▶ [The problem] Each of the entries should be retyped precisely as it appears.

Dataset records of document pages
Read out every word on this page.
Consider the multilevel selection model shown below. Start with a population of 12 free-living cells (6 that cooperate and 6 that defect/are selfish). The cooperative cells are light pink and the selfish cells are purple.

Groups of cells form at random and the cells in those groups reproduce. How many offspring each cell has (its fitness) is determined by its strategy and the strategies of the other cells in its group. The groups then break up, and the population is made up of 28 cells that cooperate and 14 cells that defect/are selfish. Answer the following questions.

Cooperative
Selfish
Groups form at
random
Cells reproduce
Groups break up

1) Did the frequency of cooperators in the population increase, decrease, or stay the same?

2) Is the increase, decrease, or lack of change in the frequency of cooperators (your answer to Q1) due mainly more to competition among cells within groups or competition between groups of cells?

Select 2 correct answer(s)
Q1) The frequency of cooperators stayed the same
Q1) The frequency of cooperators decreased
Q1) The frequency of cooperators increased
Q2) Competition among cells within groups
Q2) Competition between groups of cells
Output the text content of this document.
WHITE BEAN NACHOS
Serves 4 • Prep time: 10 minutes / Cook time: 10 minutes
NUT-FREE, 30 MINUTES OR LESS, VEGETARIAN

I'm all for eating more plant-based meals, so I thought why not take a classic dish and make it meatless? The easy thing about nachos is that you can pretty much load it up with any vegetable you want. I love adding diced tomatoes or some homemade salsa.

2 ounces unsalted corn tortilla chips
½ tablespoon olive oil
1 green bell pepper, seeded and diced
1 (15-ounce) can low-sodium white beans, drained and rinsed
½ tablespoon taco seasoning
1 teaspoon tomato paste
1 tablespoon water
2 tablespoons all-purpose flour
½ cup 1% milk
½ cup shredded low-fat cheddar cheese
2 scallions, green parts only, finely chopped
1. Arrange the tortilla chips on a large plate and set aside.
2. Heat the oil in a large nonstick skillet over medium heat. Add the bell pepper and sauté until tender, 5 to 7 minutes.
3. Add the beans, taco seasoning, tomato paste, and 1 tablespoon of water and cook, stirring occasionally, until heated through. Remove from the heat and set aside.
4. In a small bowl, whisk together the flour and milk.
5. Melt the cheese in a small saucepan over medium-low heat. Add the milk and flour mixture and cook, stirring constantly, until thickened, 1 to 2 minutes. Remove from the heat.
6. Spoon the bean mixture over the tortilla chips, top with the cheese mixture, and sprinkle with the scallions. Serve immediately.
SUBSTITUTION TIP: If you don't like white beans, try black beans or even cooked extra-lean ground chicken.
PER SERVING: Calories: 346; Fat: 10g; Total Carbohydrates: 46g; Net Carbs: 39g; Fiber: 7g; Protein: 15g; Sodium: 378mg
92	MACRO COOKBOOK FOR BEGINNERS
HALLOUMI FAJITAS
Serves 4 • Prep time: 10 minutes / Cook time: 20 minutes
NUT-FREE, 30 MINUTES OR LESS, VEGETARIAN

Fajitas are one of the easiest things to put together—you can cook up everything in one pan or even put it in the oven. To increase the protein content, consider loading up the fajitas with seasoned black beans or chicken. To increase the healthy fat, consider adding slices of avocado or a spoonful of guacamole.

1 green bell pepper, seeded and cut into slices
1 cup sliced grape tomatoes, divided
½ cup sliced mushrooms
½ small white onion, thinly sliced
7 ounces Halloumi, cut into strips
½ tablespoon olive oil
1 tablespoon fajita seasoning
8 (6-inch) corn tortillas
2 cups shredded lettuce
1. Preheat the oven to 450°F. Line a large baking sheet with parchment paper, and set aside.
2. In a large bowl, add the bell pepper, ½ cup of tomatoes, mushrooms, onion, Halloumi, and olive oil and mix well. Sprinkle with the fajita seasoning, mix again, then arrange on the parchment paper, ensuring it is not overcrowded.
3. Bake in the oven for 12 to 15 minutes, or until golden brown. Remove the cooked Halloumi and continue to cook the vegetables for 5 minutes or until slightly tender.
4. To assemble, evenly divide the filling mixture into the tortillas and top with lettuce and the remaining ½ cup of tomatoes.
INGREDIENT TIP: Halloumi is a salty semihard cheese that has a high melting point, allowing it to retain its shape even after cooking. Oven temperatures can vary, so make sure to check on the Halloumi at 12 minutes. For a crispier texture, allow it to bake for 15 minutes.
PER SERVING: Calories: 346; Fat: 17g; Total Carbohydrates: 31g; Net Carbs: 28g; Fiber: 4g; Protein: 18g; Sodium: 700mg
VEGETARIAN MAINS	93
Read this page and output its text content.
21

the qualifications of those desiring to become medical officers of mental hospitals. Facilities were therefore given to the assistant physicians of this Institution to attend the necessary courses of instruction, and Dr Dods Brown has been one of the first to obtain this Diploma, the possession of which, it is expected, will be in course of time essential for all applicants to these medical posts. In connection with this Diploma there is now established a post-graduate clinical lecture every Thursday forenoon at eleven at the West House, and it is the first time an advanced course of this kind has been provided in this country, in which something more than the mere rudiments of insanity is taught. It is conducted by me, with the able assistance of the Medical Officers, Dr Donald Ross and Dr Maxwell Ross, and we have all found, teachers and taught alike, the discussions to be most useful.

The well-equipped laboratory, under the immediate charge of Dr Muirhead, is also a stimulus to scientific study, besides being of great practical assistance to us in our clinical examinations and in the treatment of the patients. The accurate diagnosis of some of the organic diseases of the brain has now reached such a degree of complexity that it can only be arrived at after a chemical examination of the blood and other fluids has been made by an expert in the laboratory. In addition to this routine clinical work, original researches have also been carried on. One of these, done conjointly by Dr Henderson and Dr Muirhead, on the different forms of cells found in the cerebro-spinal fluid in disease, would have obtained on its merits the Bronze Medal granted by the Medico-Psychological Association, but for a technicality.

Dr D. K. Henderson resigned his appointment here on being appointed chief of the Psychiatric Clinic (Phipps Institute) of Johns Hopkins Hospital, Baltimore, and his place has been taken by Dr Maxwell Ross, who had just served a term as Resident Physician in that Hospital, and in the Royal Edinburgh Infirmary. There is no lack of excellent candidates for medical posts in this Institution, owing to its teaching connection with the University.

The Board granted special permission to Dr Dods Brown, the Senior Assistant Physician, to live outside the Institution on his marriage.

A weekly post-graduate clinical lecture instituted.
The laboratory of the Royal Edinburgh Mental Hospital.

▶ [Answer section]
Read out every word on this page.
Consider the multilevel selection model shown below. Start with a population of 12 free-living cells (6 that cooperate and 6 that defect/are selfish). The cooperative cells are light pink and the selfish cells are purple.

Groups of cells form at random and the cells in those groups reproduce. How many offspring each cell has (its fitness) is determined by its strategy and the strategies of the other cells in its group. The groups then break up, and the population is made up of 28 cells that cooperate and 14 cells that defect/are selfish. Answer the following questions.

Cooperative
Selfish
Groups form at
random
Cells reproduce
Groups break up

1) Did the frequency of cooperators in the population increase, decrease, or stay the same?

2) Is the increase, decrease, or lack of change in the frequency of cooperators (your answer to Q1) due mainly more to competition among cells within groups or competition between groups of cells?

Select 2 correct answer(s)
Q1) The frequency of cooperators stayed the same
Q1) The frequency of cooperators decreased
Q1) The frequency of cooperators increased
Q2) Competition among cells within groups
Q2) Competition between groups of cells
Output the text content of this document.
WHITE BEAN NACHOS
Serves 4 • Prep time: 10 minutes / Cook time: 10 minutes
NUT-FREE, 30 MINUTES OR LESS, VEGETARIAN

I'm all for eating more plant-based meals, so I thought why not take a classic dish and make it meatless? The easy thing about nachos is that you can pretty much load it up with any vegetable you want. I love adding diced tomatoes or some homemade salsa.

2 ounces unsalted corn tortilla chips
½ tablespoon olive oil
1 green bell pepper, seeded and diced
1 (15-ounce) can low-sodium white beans, drained and rinsed
½ tablespoon taco seasoning
1 teaspoon tomato paste
1 tablespoon water
2 tablespoons all-purpose flour
½ cup 1% milk
½ cup shredded low-fat cheddar cheese
2 scallions, green parts only, finely chopped
1. Arrange the tortilla chips on a large plate and set aside.
2. Heat the oil in a large nonstick skillet over medium heat. Add the bell pepper and sauté until tender, 5 to 7 minutes.
3. Add the beans, taco seasoning, tomato paste, and 1 tablespoon of water and cook, stirring occasionally, until heated through. Remove from the heat and set aside.
4. In a small bowl, whisk together the flour and milk.
5. Melt the cheese in a small saucepan over medium-low heat. Add the milk and flour mixture and cook, stirring constantly, until thickened, 1 to 2 minutes. Remove from the heat.
6. Spoon the bean mixture over the tortilla chips, top with the cheese mixture, and sprinkle with the scallions. Serve immediately.
SUBSTITUTION TIP: If you don't like white beans, try black beans or even cooked extra-lean ground chicken.
PER SERVING: Calories: 346; Fat: 10g; Total Carbohydrates: 46g; Net Carbs: 39g; Fiber: 7g; Protein: 15g; Sodium: 378mg
92	MACRO COOKBOOK FOR BEGINNERS
HALLOUMI FAJITAS
Serves 4 • Prep time: 10 minutes / Cook time: 20 minutes
NUT-FREE, 30 MINUTES OR LESS, VEGETARIAN

Fajitas are one of the easiest things to put together—you can cook up everything in one pan or even put it in the oven. To increase the protein content, consider loading up the fajitas with seasoned black beans or chicken. To increase the healthy fat, consider adding slices of avocado or a spoonful of guacamole.

1 green bell pepper, seeded and cut into slices
1 cup sliced grape tomatoes, divided
½ cup sliced mushrooms
½ small white onion, thinly sliced
7 ounces Halloumi, cut into strips
½ tablespoon olive oil
1 tablespoon fajita seasoning
8 (6-inch) corn tortillas
2 cups shredded lettuce
1. Preheat the oven to 450°F. Line a large baking sheet with parchment paper, and set aside.
2. In a large bowl, add the bell pepper, ½ cup of tomatoes, mushrooms, onion, Halloumi, and olive oil and mix well. Sprinkle with the fajita seasoning, mix again, then arrange on the parchment paper, ensuring it is not overcrowded.
3. Bake in the oven for 12 to 15 minutes, or until golden brown. Remove the cooked Halloumi and continue to cook the vegetables for 5 minutes or until slightly tender.
4. To assemble, evenly divide the filling mixture into the tortillas and top with lettuce and the remaining ½ cup of tomatoes.
INGREDIENT TIP: Halloumi is a salty semihard cheese that has a high melting point, allowing it to retain its shape even after cooking. Oven temperatures can vary, so make sure to check on the Halloumi at 12 minutes. For a crispier texture, allow it to bake for 15 minutes.
PER SERVING: Calories: 346; Fat: 17g; Total Carbohydrates: 31g; Net Carbs: 28g; Fiber: 4g; Protein: 18g; Sodium: 700mg
VEGETARIAN MAINS	93
Read this page and output its text content.
21

the qualifications of those desiring to become medical officers of mental hospitals. Facilities were therefore given to the assistant physicians of this Institution to attend the necessary courses of instruction, and Dr Dods Brown has been one of the first to obtain this Diploma, the possession of which, it is expected, will be in course of time essential for all applicants to these medical posts. In connection with this Diploma there is now established a post-graduate clinical lecture every Thursday forenoon at eleven at the West House, and it is the first time an advanced course of this kind has been provided in this country, in which something more than the mere rudiments of insanity is taught. It is conducted by me, with the able assistance of the Medical Officers, Dr Donald Ross and Dr Maxwell Ross, and we have all found, teachers and taught alike, the discussions to be most useful.

The well-equipped laboratory, under the immediate charge of Dr Muirhead, is also a stimulus to scientific study, besides being of great practical assistance to us in our clinical examinations and in the treatment of the patients. The accurate diagnosis of some of the organic diseases of the brain has now reached such a degree of complexity that it can only be arrived at after a chemical examination of the blood and other fluids has been made by an expert in the laboratory. In addition to this routine clinical work, original researches have also been carried on. One of these, done conjointly by Dr Henderson and Dr Muirhead, on the different forms of cells found in the cerebro-spinal fluid in disease, would have obtained on its merits the Bronze Medal granted by the Medico-Psychological Association, but for a technicality.

Dr D. K. Henderson resigned his appointment here on being appointed chief of the Psychiatric Clinic (Phipps Institute) of Johns Hopkins Hospital, Baltimore, and his place has been taken by Dr Maxwell Ross, who had just served a term as Resident Physician in that Hospital, and in the Royal Edinburgh Infirmary. There is no lack of excellent candidates for medical posts in this Institution, owing to its teaching connection with the University.

The Board granted special permission to Dr Dods Brown, the Senior Assistant Physician, to live outside the Institution on his marriage.

A weekly post-graduate clinical lecture instituted.
The laboratory of the Royal Edinburgh Mental Hospital.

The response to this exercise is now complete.